Stored data
<<<<
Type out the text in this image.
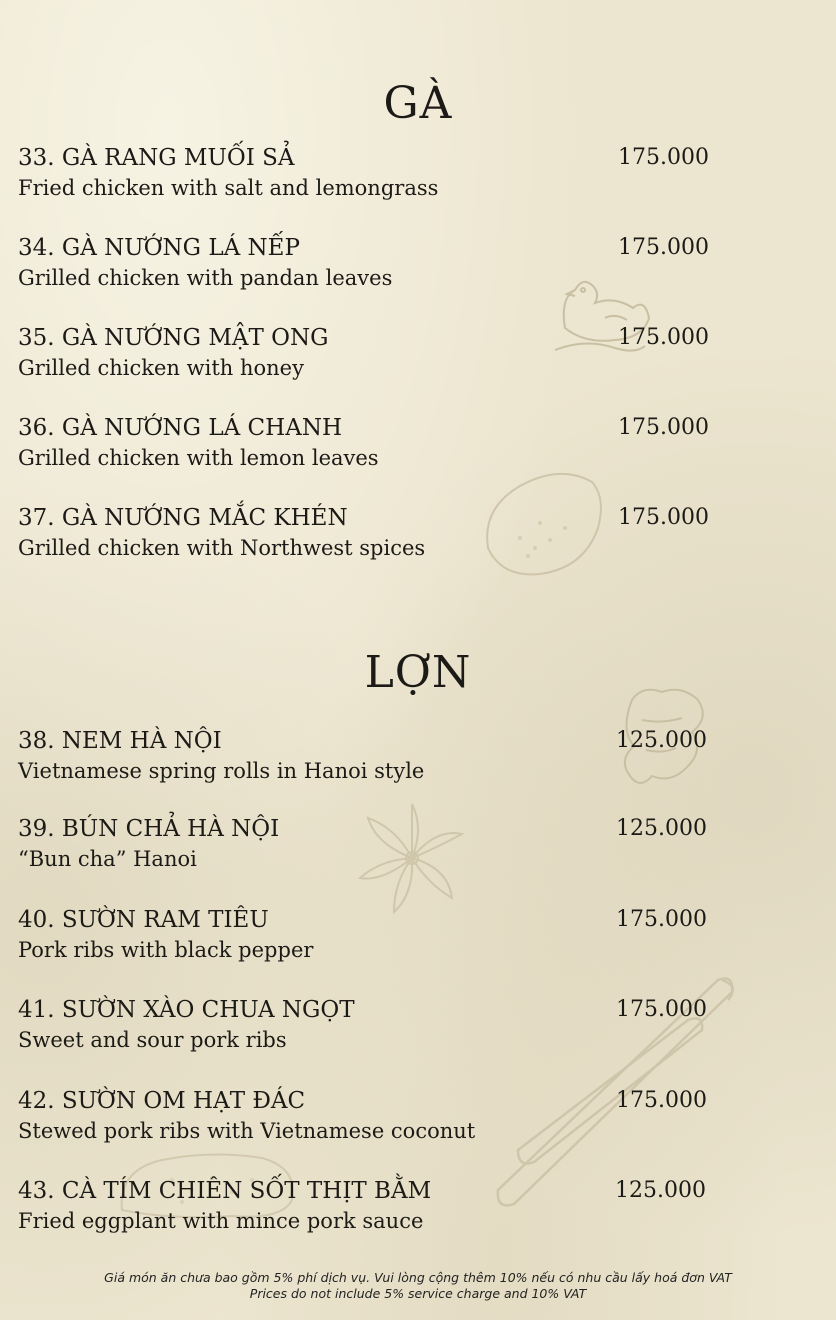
GÀ
33. GÀ RANG MUỐI SẢ
Fried chicken with salt and lemongrass
175.000
34. GÀ NƯỚNG LÁ NẾP
Grilled chicken with pandan leaves
175.000
35. GÀ NƯỚNG MẬT ONG
Grilled chicken with honey
175.000
36. GÀ NƯỚNG LÁ CHANH
Grilled chicken with lemon leaves
175.000
37. GÀ NƯỚNG MẮC KHÉN
Grilled chicken with Northwest spices
175.000
LỢN
38. NEM HÀ NỘI
Vietnamese spring rolls in Hanoi style
125.000
39. BÚN CHẢ HÀ NỘI
“Bun cha” Hanoi
125.000
40. SƯỜN RAM TIÊU
Pork ribs with black pepper
175.000
41. SƯỜN XÀO CHUA NGỌT
Sweet and sour pork ribs
175.000
42. SƯỜN OM HẠT ĐÁC
Stewed pork ribs with Vietnamese coconut
175.000
43. CÀ TÍM CHIÊN SỐT THỊT BẰM
Fried eggplant with mince pork sauce
125.000
Giá món ăn chưa bao gồm 5% phí dịch vụ. Vui lòng cộng thêm 10% nếu có nhu cầu lấy hoá đơn VAT
Prices do not include 5% service charge and 10% VAT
>>>>
*Short exercise*
From the material above, reproduce everything verbatim except the pictures.

*Solution for this exercise*
Type out the text in this image.
GÀ
33. GÀ RANG MUỐI SẢ
Fried chicken with salt and lemongrass
175.000
34. GÀ NƯỚNG LÁ NẾP
Grilled chicken with pandan leaves
175.000
35. GÀ NƯỚNG MẬT ONG
Grilled chicken with honey
175.000
36. GÀ NƯỚNG LÁ CHANH
Grilled chicken with lemon leaves
175.000
37. GÀ NƯỚNG MẮC KHÉN
Grilled chicken with Northwest spices
175.000
LỢN
38. NEM HÀ NỘI
Vietnamese spring rolls in Hanoi style
125.000
39. BÚN CHẢ HÀ NỘI
“Bun cha” Hanoi
125.000
40. SƯỜN RAM TIÊU
Pork ribs with black pepper
175.000
41. SƯỜN XÀO CHUA NGỌT
Sweet and sour pork ribs
175.000
42. SƯỜN OM HẠT ĐÁC
Stewed pork ribs with Vietnamese coconut
175.000
43. CÀ TÍM CHIÊN SỐT THỊT BẰM
Fried eggplant with mince pork sauce
125.000
Giá món ăn chưa bao gồm 5% phí dịch vụ. Vui lòng cộng thêm 10% nếu có nhu cầu lấy hoá đơn VAT
Prices do not include 5% service charge and 10% VAT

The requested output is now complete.